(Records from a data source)
════════════════════
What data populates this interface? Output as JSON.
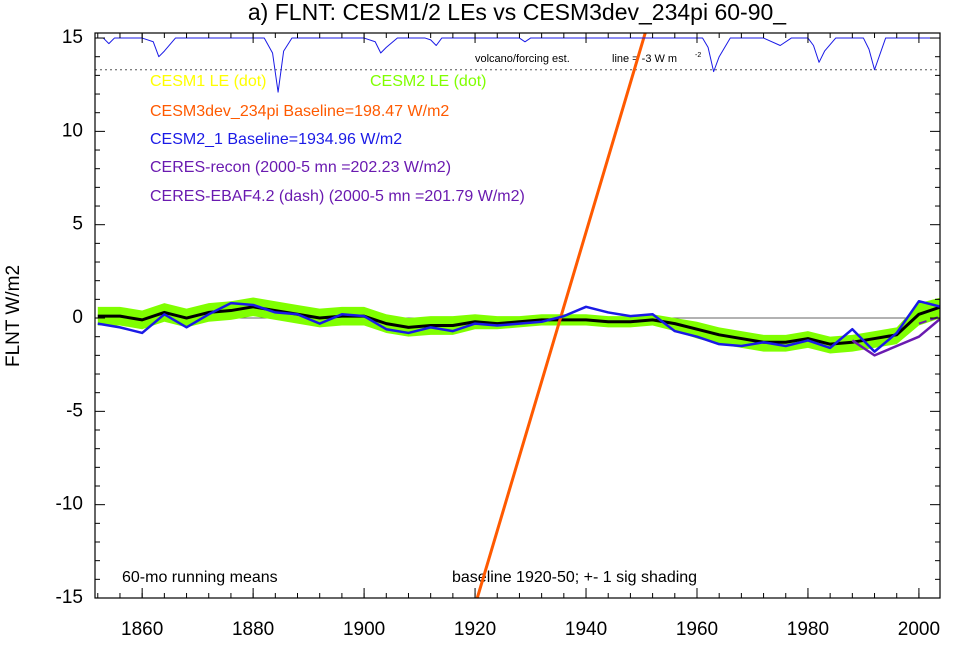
{
  "chart_data": {
    "type": "line",
    "title": "a) FLNT: CESM1/2 LEs vs CESM3dev_234pi 60-90_",
    "y_label": "FLNT W/m2",
    "annotations": [
      "60-mo running means",
      "baseline 1920-50; +- 1 sig shading",
      "volcano/forcing est.",
      "line = -3 W m",
      "-2"
    ],
    "xlim": [
      1851.5,
      2003.8
    ],
    "ylim": [
      -15,
      15.27
    ],
    "xticks": [
      1860,
      1880,
      1900,
      1920,
      1940,
      1960,
      1980,
      2000
    ],
    "yticks": [
      -15,
      -10,
      -5,
      0,
      5,
      10,
      15
    ],
    "reference_lines": [
      0,
      13.3
    ],
    "x": [
      1852,
      1856,
      1860,
      1864,
      1868,
      1872,
      1876,
      1880,
      1884,
      1888,
      1892,
      1896,
      1900,
      1904,
      1908,
      1912,
      1916,
      1920,
      1924,
      1928,
      1932,
      1936,
      1940,
      1944,
      1948,
      1952,
      1956,
      1960,
      1964,
      1968,
      1972,
      1976,
      1980,
      1984,
      1988,
      1992,
      1996,
      2000,
      2004
    ],
    "series": [
      {
        "name": "CESM1 LE (dot)",
        "color": "#ffff00",
        "lower": [
          null,
          null,
          null,
          null,
          null,
          null,
          null,
          null,
          null,
          null,
          null,
          null,
          null,
          null,
          null,
          null,
          null,
          -0.4,
          -0.5,
          -0.4,
          -0.3,
          -0.3,
          -0.3,
          -0.4,
          -0.4,
          -0.3,
          -0.5,
          -0.8,
          -1.1,
          -1.3,
          -1.5,
          -1.5,
          -1.3,
          -1.6,
          -1.5,
          -1.3,
          -1.1,
          -0.3,
          0.1
        ],
        "upper": [
          null,
          null,
          null,
          null,
          null,
          null,
          null,
          null,
          null,
          null,
          null,
          null,
          null,
          null,
          null,
          null,
          null,
          0.0,
          -0.1,
          0.0,
          0.1,
          0.1,
          0.1,
          0.0,
          0.0,
          0.1,
          -0.1,
          -0.4,
          -0.7,
          -0.9,
          -1.1,
          -1.1,
          -0.9,
          -1.2,
          -1.1,
          -0.9,
          -0.7,
          0.4,
          0.8
        ]
      },
      {
        "name": "CESM2 LE (dot)",
        "color": "#80ff00",
        "lower": [
          -0.4,
          -0.4,
          -0.6,
          -0.2,
          -0.5,
          -0.2,
          -0.1,
          0.1,
          -0.1,
          -0.3,
          -0.5,
          -0.4,
          -0.4,
          -0.8,
          -1.0,
          -0.9,
          -0.9,
          -0.6,
          -0.6,
          -0.5,
          -0.4,
          -0.4,
          -0.4,
          -0.5,
          -0.5,
          -0.4,
          -0.7,
          -1.1,
          -1.4,
          -1.6,
          -1.8,
          -1.8,
          -1.6,
          -1.9,
          -1.8,
          -1.6,
          -1.4,
          -0.4,
          0.0
        ],
        "upper": [
          0.6,
          0.6,
          0.4,
          0.8,
          0.5,
          0.8,
          0.9,
          1.1,
          0.9,
          0.7,
          0.5,
          0.6,
          0.6,
          0.2,
          0.0,
          0.1,
          0.1,
          0.2,
          0.1,
          0.1,
          0.2,
          0.2,
          0.2,
          0.1,
          0.1,
          0.2,
          0.0,
          -0.2,
          -0.5,
          -0.7,
          -0.9,
          -0.9,
          -0.7,
          -1.0,
          -0.9,
          -0.7,
          -0.5,
          0.8,
          1.1
        ]
      },
      {
        "color": "#000000",
        "width": 3,
        "values": [
          0.1,
          0.1,
          -0.1,
          0.3,
          0.0,
          0.3,
          0.4,
          0.6,
          0.4,
          0.2,
          0.0,
          0.1,
          0.1,
          -0.3,
          -0.5,
          -0.4,
          -0.4,
          -0.2,
          -0.3,
          -0.2,
          -0.1,
          -0.1,
          -0.1,
          -0.2,
          -0.2,
          -0.1,
          -0.3,
          -0.6,
          -0.9,
          -1.1,
          -1.3,
          -1.3,
          -1.1,
          -1.4,
          -1.3,
          -1.1,
          -0.9,
          0.2,
          0.6
        ]
      },
      {
        "name": "CESM3dev_234pi Baseline=198.47 W/m2",
        "color": "#ff5a00",
        "width": 3,
        "x": [
          1920,
          1951
        ],
        "values": [
          -15.4,
          15.6
        ]
      },
      {
        "name": "CESM2_1 Baseline=1934.96 W/m2",
        "color": "#1a1ae6",
        "width": 2.5,
        "values": [
          -0.3,
          -0.5,
          -0.8,
          0.2,
          -0.5,
          0.2,
          0.8,
          0.7,
          0.3,
          0.2,
          -0.3,
          0.2,
          0.1,
          -0.6,
          -0.8,
          -0.5,
          -0.7,
          -0.3,
          -0.4,
          -0.3,
          -0.2,
          0.1,
          0.6,
          0.3,
          0.1,
          0.2,
          -0.7,
          -1.0,
          -1.4,
          -1.5,
          -1.3,
          -1.5,
          -1.2,
          -1.6,
          -0.6,
          -1.8,
          -0.8,
          0.9,
          0.6
        ]
      },
      {
        "name": "CERES-recon (2000-5 mn =202.23 W/m2)",
        "color": "#6a1ab0",
        "width": 2.5,
        "values": [
          null,
          null,
          null,
          null,
          null,
          null,
          null,
          null,
          null,
          null,
          null,
          null,
          null,
          null,
          null,
          null,
          null,
          null,
          null,
          null,
          null,
          null,
          null,
          null,
          null,
          null,
          null,
          null,
          null,
          null,
          null,
          null,
          null,
          null,
          -1.2,
          -2.0,
          -1.5,
          -1.0,
          0.0
        ]
      },
      {
        "name": "CERES-EBAF4.2 (dash) (2000-5 mn =201.79 W/m2)",
        "color": "#6a1ab0",
        "width": 2,
        "dash": true,
        "values": [
          null,
          null,
          null,
          null,
          null,
          null,
          null,
          null,
          null,
          null,
          null,
          null,
          null,
          null,
          null,
          null,
          null,
          null,
          null,
          null,
          null,
          null,
          null,
          null,
          null,
          null,
          null,
          null,
          null,
          null,
          null,
          null,
          null,
          null,
          null,
          null,
          null,
          -0.3,
          0.1
        ]
      },
      {
        "color": "#1a1ae6",
        "width": 1,
        "x": [
          1851.5,
          1853,
          1854,
          1855,
          1857,
          1858,
          1860,
          1862,
          1863,
          1864,
          1866,
          1868,
          1875,
          1882,
          1883.5,
          1884.5,
          1885.5,
          1887,
          1890,
          1900,
          1902,
          1903,
          1904,
          1906,
          1911,
          1912,
          1913,
          1914,
          1920,
          1928,
          1929,
          1930,
          1935,
          1955,
          1961,
          1962,
          1963,
          1964,
          1966,
          1972,
          1975,
          1977,
          1980,
          1981,
          1982,
          1983,
          1985,
          1990,
          1991,
          1992,
          1994,
          2003.8
        ],
        "values": [
          15,
          15,
          14.7,
          15,
          15,
          15,
          15,
          14.8,
          14.0,
          14.3,
          15,
          15,
          15,
          15,
          14.2,
          12.1,
          14.3,
          15,
          15,
          15,
          14.8,
          14.2,
          14.5,
          15,
          15,
          14.9,
          14.6,
          15,
          15,
          15,
          14.8,
          15,
          15,
          15,
          15,
          14.5,
          13.2,
          14.0,
          15,
          15,
          14.6,
          15,
          15,
          14.6,
          13.7,
          14.3,
          15,
          15,
          14.4,
          13.3,
          15,
          15
        ]
      }
    ],
    "grid": false
  }
}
════════════════════
__Required task__. Repeat the data above exactly, but not the pictures.

__The output__.
What data populates this interface? Output as JSON.
{
  "chart_data": {
    "type": "line",
    "title": "a) FLNT: CESM1/2 LEs vs CESM3dev_234pi 60-90_",
    "y_label": "FLNT W/m2",
    "annotations": [
      "60-mo running means",
      "baseline 1920-50; +- 1 sig shading",
      "volcano/forcing est.",
      "line = -3 W m",
      "-2"
    ],
    "xlim": [
      1851.5,
      2003.8
    ],
    "ylim": [
      -15,
      15.27
    ],
    "xticks": [
      1860,
      1880,
      1900,
      1920,
      1940,
      1960,
      1980,
      2000
    ],
    "yticks": [
      -15,
      -10,
      -5,
      0,
      5,
      10,
      15
    ],
    "reference_lines": [
      0,
      13.3
    ],
    "x": [
      1852,
      1856,
      1860,
      1864,
      1868,
      1872,
      1876,
      1880,
      1884,
      1888,
      1892,
      1896,
      1900,
      1904,
      1908,
      1912,
      1916,
      1920,
      1924,
      1928,
      1932,
      1936,
      1940,
      1944,
      1948,
      1952,
      1956,
      1960,
      1964,
      1968,
      1972,
      1976,
      1980,
      1984,
      1988,
      1992,
      1996,
      2000,
      2004
    ],
    "series": [
      {
        "name": "CESM1 LE (dot)",
        "color": "#ffff00",
        "lower": [
          null,
          null,
          null,
          null,
          null,
          null,
          null,
          null,
          null,
          null,
          null,
          null,
          null,
          null,
          null,
          null,
          null,
          -0.4,
          -0.5,
          -0.4,
          -0.3,
          -0.3,
          -0.3,
          -0.4,
          -0.4,
          -0.3,
          -0.5,
          -0.8,
          -1.1,
          -1.3,
          -1.5,
          -1.5,
          -1.3,
          -1.6,
          -1.5,
          -1.3,
          -1.1,
          -0.3,
          0.1
        ],
        "upper": [
          null,
          null,
          null,
          null,
          null,
          null,
          null,
          null,
          null,
          null,
          null,
          null,
          null,
          null,
          null,
          null,
          null,
          0.0,
          -0.1,
          0.0,
          0.1,
          0.1,
          0.1,
          0.0,
          0.0,
          0.1,
          -0.1,
          -0.4,
          -0.7,
          -0.9,
          -1.1,
          -1.1,
          -0.9,
          -1.2,
          -1.1,
          -0.9,
          -0.7,
          0.4,
          0.8
        ]
      },
      {
        "name": "CESM2 LE (dot)",
        "color": "#80ff00",
        "lower": [
          -0.4,
          -0.4,
          -0.6,
          -0.2,
          -0.5,
          -0.2,
          -0.1,
          0.1,
          -0.1,
          -0.3,
          -0.5,
          -0.4,
          -0.4,
          -0.8,
          -1.0,
          -0.9,
          -0.9,
          -0.6,
          -0.6,
          -0.5,
          -0.4,
          -0.4,
          -0.4,
          -0.5,
          -0.5,
          -0.4,
          -0.7,
          -1.1,
          -1.4,
          -1.6,
          -1.8,
          -1.8,
          -1.6,
          -1.9,
          -1.8,
          -1.6,
          -1.4,
          -0.4,
          0.0
        ],
        "upper": [
          0.6,
          0.6,
          0.4,
          0.8,
          0.5,
          0.8,
          0.9,
          1.1,
          0.9,
          0.7,
          0.5,
          0.6,
          0.6,
          0.2,
          0.0,
          0.1,
          0.1,
          0.2,
          0.1,
          0.1,
          0.2,
          0.2,
          0.2,
          0.1,
          0.1,
          0.2,
          0.0,
          -0.2,
          -0.5,
          -0.7,
          -0.9,
          -0.9,
          -0.7,
          -1.0,
          -0.9,
          -0.7,
          -0.5,
          0.8,
          1.1
        ]
      },
      {
        "color": "#000000",
        "width": 3,
        "values": [
          0.1,
          0.1,
          -0.1,
          0.3,
          0.0,
          0.3,
          0.4,
          0.6,
          0.4,
          0.2,
          0.0,
          0.1,
          0.1,
          -0.3,
          -0.5,
          -0.4,
          -0.4,
          -0.2,
          -0.3,
          -0.2,
          -0.1,
          -0.1,
          -0.1,
          -0.2,
          -0.2,
          -0.1,
          -0.3,
          -0.6,
          -0.9,
          -1.1,
          -1.3,
          -1.3,
          -1.1,
          -1.4,
          -1.3,
          -1.1,
          -0.9,
          0.2,
          0.6
        ]
      },
      {
        "name": "CESM3dev_234pi Baseline=198.47 W/m2",
        "color": "#ff5a00",
        "width": 3,
        "x": [
          1920,
          1951
        ],
        "values": [
          -15.4,
          15.6
        ]
      },
      {
        "name": "CESM2_1 Baseline=1934.96 W/m2",
        "color": "#1a1ae6",
        "width": 2.5,
        "values": [
          -0.3,
          -0.5,
          -0.8,
          0.2,
          -0.5,
          0.2,
          0.8,
          0.7,
          0.3,
          0.2,
          -0.3,
          0.2,
          0.1,
          -0.6,
          -0.8,
          -0.5,
          -0.7,
          -0.3,
          -0.4,
          -0.3,
          -0.2,
          0.1,
          0.6,
          0.3,
          0.1,
          0.2,
          -0.7,
          -1.0,
          -1.4,
          -1.5,
          -1.3,
          -1.5,
          -1.2,
          -1.6,
          -0.6,
          -1.8,
          -0.8,
          0.9,
          0.6
        ]
      },
      {
        "name": "CERES-recon (2000-5 mn =202.23 W/m2)",
        "color": "#6a1ab0",
        "width": 2.5,
        "values": [
          null,
          null,
          null,
          null,
          null,
          null,
          null,
          null,
          null,
          null,
          null,
          null,
          null,
          null,
          null,
          null,
          null,
          null,
          null,
          null,
          null,
          null,
          null,
          null,
          null,
          null,
          null,
          null,
          null,
          null,
          null,
          null,
          null,
          null,
          -1.2,
          -2.0,
          -1.5,
          -1.0,
          0.0
        ]
      },
      {
        "name": "CERES-EBAF4.2 (dash) (2000-5 mn =201.79 W/m2)",
        "color": "#6a1ab0",
        "width": 2,
        "dash": true,
        "values": [
          null,
          null,
          null,
          null,
          null,
          null,
          null,
          null,
          null,
          null,
          null,
          null,
          null,
          null,
          null,
          null,
          null,
          null,
          null,
          null,
          null,
          null,
          null,
          null,
          null,
          null,
          null,
          null,
          null,
          null,
          null,
          null,
          null,
          null,
          null,
          null,
          null,
          -0.3,
          0.1
        ]
      },
      {
        "color": "#1a1ae6",
        "width": 1,
        "x": [
          1851.5,
          1853,
          1854,
          1855,
          1857,
          1858,
          1860,
          1862,
          1863,
          1864,
          1866,
          1868,
          1875,
          1882,
          1883.5,
          1884.5,
          1885.5,
          1887,
          1890,
          1900,
          1902,
          1903,
          1904,
          1906,
          1911,
          1912,
          1913,
          1914,
          1920,
          1928,
          1929,
          1930,
          1935,
          1955,
          1961,
          1962,
          1963,
          1964,
          1966,
          1972,
          1975,
          1977,
          1980,
          1981,
          1982,
          1983,
          1985,
          1990,
          1991,
          1992,
          1994,
          2003.8
        ],
        "values": [
          15,
          15,
          14.7,
          15,
          15,
          15,
          15,
          14.8,
          14.0,
          14.3,
          15,
          15,
          15,
          15,
          14.2,
          12.1,
          14.3,
          15,
          15,
          15,
          14.8,
          14.2,
          14.5,
          15,
          15,
          14.9,
          14.6,
          15,
          15,
          15,
          14.8,
          15,
          15,
          15,
          15,
          14.5,
          13.2,
          14.0,
          15,
          15,
          14.6,
          15,
          15,
          14.6,
          13.7,
          14.3,
          15,
          15,
          14.4,
          13.3,
          15,
          15
        ]
      }
    ],
    "grid": false
  }
}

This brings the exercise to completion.